··· Data to process

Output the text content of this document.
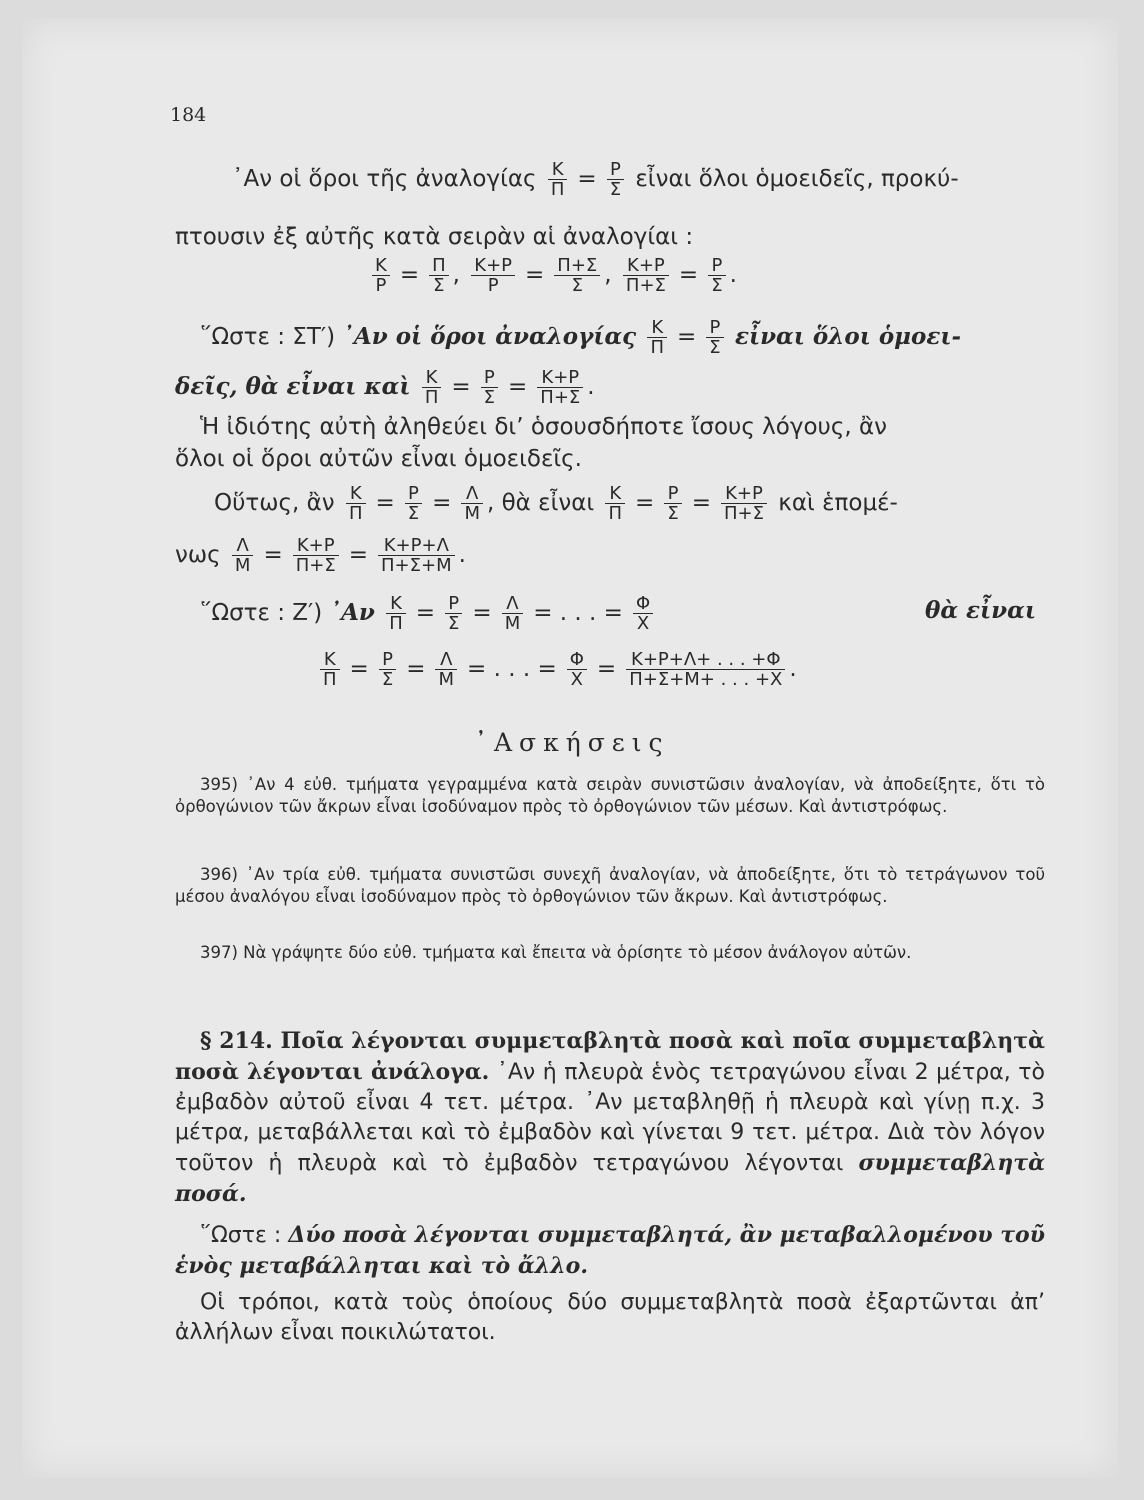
184
᾽Αν οἱ ὅροι τῆς ἀναλογίας $\frac{K}{\Pi} = \frac{P}{\Sigma}$ εἶναι ὅλοι ὁμοειδεῖς, προκύ-
πτουσιν ἐξ αὐτῆς κατὰ σειρὰν αἱ ἀναλογίαι :
$\frac{K}{P} = \frac{\Pi}{\Sigma}$ , $\frac{K+P}{P} = \frac{\Pi+\Sigma}{\Sigma}$ , $\frac{K+P}{\Pi+\Sigma} = \frac{P}{\Sigma}$ .
῞Ωστε : ΣΤ′) ᾽Αν οἱ ὅροι ἀναλογίας $\frac{K}{\Pi} = \frac{P}{\Sigma}$ εἶναι ὅλοι ὁμοει-
δεῖς, θὰ εἶναι καὶ $\frac{K}{\Pi} = \frac{P}{\Sigma} = \frac{K+P}{\Pi+\Sigma}$ .
Ἡ ἰδιότης αὐτὴ ἀληθεύει δι’ ὁσουσδήποτε ἴσους λόγους, ἂν
ὅλοι οἱ ὅροι αὐτῶν εἶναι ὁμοειδεῖς.
Οὕτως, ἂν $\frac{K}{\Pi} = \frac{P}{\Sigma} = \frac{\Lambda}{M}$ , θὰ εἶναι $\frac{K}{\Pi} = \frac{P}{\Sigma} = \frac{K+P}{\Pi+\Sigma}$ καὶ ἑπομέ-
νως $\frac{\Lambda}{M} = \frac{K+P}{\Pi+\Sigma} = \frac{K+P+\Lambda}{\Pi+\Sigma+M}$ .
῞Ωστε : Ζ′) ᾽Αν $\frac{K}{\Pi} = \frac{P}{\Sigma} = \frac{\Lambda}{M}$ = . . . = $\frac{\Phi}{X}$	θὰ εἶναι
$\frac{K}{\Pi} = \frac{P}{\Sigma} = \frac{\Lambda}{M}$ = . . . = $\frac{\Phi}{X} = \frac{K+P+\Lambda+ . . . +\Phi}{\Pi+\Sigma+M+ . . . +X}$ .
᾽Ασκήσεις
395) ᾽Αν 4 εὐθ. τμήματα γεγραμμένα κατὰ σειρὰν συνιστῶσιν ἀναλογίαν, νὰ ἀποδείξητε, ὅτι τὸ ὀρθογώνιον τῶν ἄκρων εἶναι ἰσοδύναμον πρὸς τὸ ὀρθογώνιον τῶν μέσων. Καὶ ἀντιστρόφως.
396) ᾽Αν τρία εὐθ. τμήματα συνιστῶσι συνεχῆ ἀναλογίαν, νὰ ἀποδείξητε, ὅτι τὸ τετράγωνον τοῦ μέσου ἀναλόγου εἶναι ἰσοδύναμον πρὸς τὸ ὀρθογώνιον τῶν ἄκρων. Καὶ ἀντιστρόφως.
397) Νὰ γράψητε δύο εὐθ. τμήματα καὶ ἔπειτα νὰ ὁρίσητε τὸ μέσον ἀνάλογον αὐτῶν.
§ 214. Ποῖα λέγονται συμμεταβλητὰ ποσὰ καὶ ποῖα συμμεταβλητὰ ποσὰ λέγονται ἀνάλογα. ᾽Αν ἡ πλευρὰ ἑνὸς τετραγώνου εἶναι 2 μέτρα, τὸ ἐμβαδὸν αὐτοῦ εἶναι 4 τετ. μέτρα. ᾽Αν μεταβληθῇ ἡ πλευρὰ καὶ γίνῃ π.χ. 3 μέτρα, μεταβάλλεται καὶ τὸ ἐμβαδὸν καὶ γίνεται 9 τετ. μέτρα. Διὰ τὸν λόγον τοῦτον ἡ πλευρὰ καὶ τὸ ἐμβαδὸν τετραγώνου λέγονται συμμεταβλητὰ ποσά.
῞Ωστε : Δύο ποσὰ λέγονται συμμεταβλητά, ἂν μεταβαλλομένου τοῦ ἑνὸς μεταβάλληται καὶ τὸ ἄλλο.
Οἱ τρόποι, κατὰ τοὺς ὁποίους δύο συμμεταβλητὰ ποσὰ ἐξαρτῶνται ἀπ’ ἀλλήλων εἶναι ποικιλώτατοι.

······

### Exercise
Set down every entry word for word, but omit the pictures.

### Answer to the task
Output the text content of this document.
184
᾽Αν οἱ ὅροι τῆς ἀναλογίας $\frac{K}{\Pi} = \frac{P}{\Sigma}$ εἶναι ὅλοι ὁμοειδεῖς, προκύ-
πτουσιν ἐξ αὐτῆς κατὰ σειρὰν αἱ ἀναλογίαι :
$\frac{K}{P} = \frac{\Pi}{\Sigma}$ , $\frac{K+P}{P} = \frac{\Pi+\Sigma}{\Sigma}$ , $\frac{K+P}{\Pi+\Sigma} = \frac{P}{\Sigma}$ .
῞Ωστε : ΣΤ′) ᾽Αν οἱ ὅροι ἀναλογίας $\frac{K}{\Pi} = \frac{P}{\Sigma}$ εἶναι ὅλοι ὁμοει-
δεῖς, θὰ εἶναι καὶ $\frac{K}{\Pi} = \frac{P}{\Sigma} = \frac{K+P}{\Pi+\Sigma}$ .
Ἡ ἰδιότης αὐτὴ ἀληθεύει δι’ ὁσουσδήποτε ἴσους λόγους, ἂν
ὅλοι οἱ ὅροι αὐτῶν εἶναι ὁμοειδεῖς.
Οὕτως, ἂν $\frac{K}{\Pi} = \frac{P}{\Sigma} = \frac{\Lambda}{M}$ , θὰ εἶναι $\frac{K}{\Pi} = \frac{P}{\Sigma} = \frac{K+P}{\Pi+\Sigma}$ καὶ ἑπομέ-
νως $\frac{\Lambda}{M} = \frac{K+P}{\Pi+\Sigma} = \frac{K+P+\Lambda}{\Pi+\Sigma+M}$ .
῞Ωστε : Ζ′) ᾽Αν $\frac{K}{\Pi} = \frac{P}{\Sigma} = \frac{\Lambda}{M}$ = . . . = $\frac{\Phi}{X}$	θὰ εἶναι
$\frac{K}{\Pi} = \frac{P}{\Sigma} = \frac{\Lambda}{M}$ = . . . = $\frac{\Phi}{X} = \frac{K+P+\Lambda+ . . . +\Phi}{\Pi+\Sigma+M+ . . . +X}$ .
᾽Ασκήσεις
395) ᾽Αν 4 εὐθ. τμήματα γεγραμμένα κατὰ σειρὰν συνιστῶσιν ἀναλογίαν, νὰ ἀποδείξητε, ὅτι τὸ ὀρθογώνιον τῶν ἄκρων εἶναι ἰσοδύναμον πρὸς τὸ ὀρθογώνιον τῶν μέσων. Καὶ ἀντιστρόφως.
396) ᾽Αν τρία εὐθ. τμήματα συνιστῶσι συνεχῆ ἀναλογίαν, νὰ ἀποδείξητε, ὅτι τὸ τετράγωνον τοῦ μέσου ἀναλόγου εἶναι ἰσοδύναμον πρὸς τὸ ὀρθογώνιον τῶν ἄκρων. Καὶ ἀντιστρόφως.
397) Νὰ γράψητε δύο εὐθ. τμήματα καὶ ἔπειτα νὰ ὁρίσητε τὸ μέσον ἀνάλογον αὐτῶν.
§ 214. Ποῖα λέγονται συμμεταβλητὰ ποσὰ καὶ ποῖα συμμεταβλητὰ ποσὰ λέγονται ἀνάλογα. ᾽Αν ἡ πλευρὰ ἑνὸς τετραγώνου εἶναι 2 μέτρα, τὸ ἐμβαδὸν αὐτοῦ εἶναι 4 τετ. μέτρα. ᾽Αν μεταβληθῇ ἡ πλευρὰ καὶ γίνῃ π.χ. 3 μέτρα, μεταβάλλεται καὶ τὸ ἐμβαδὸν καὶ γίνεται 9 τετ. μέτρα. Διὰ τὸν λόγον τοῦτον ἡ πλευρὰ καὶ τὸ ἐμβαδὸν τετραγώνου λέγονται συμμεταβλητὰ ποσά.
῞Ωστε : Δύο ποσὰ λέγονται συμμεταβλητά, ἂν μεταβαλλομένου τοῦ ἑνὸς μεταβάλληται καὶ τὸ ἄλλο.
Οἱ τρόποι, κατὰ τοὺς ὁποίους δύο συμμεταβλητὰ ποσὰ ἐξαρτῶνται ἀπ’ ἀλλήλων εἶναι ποικιλώτατοι.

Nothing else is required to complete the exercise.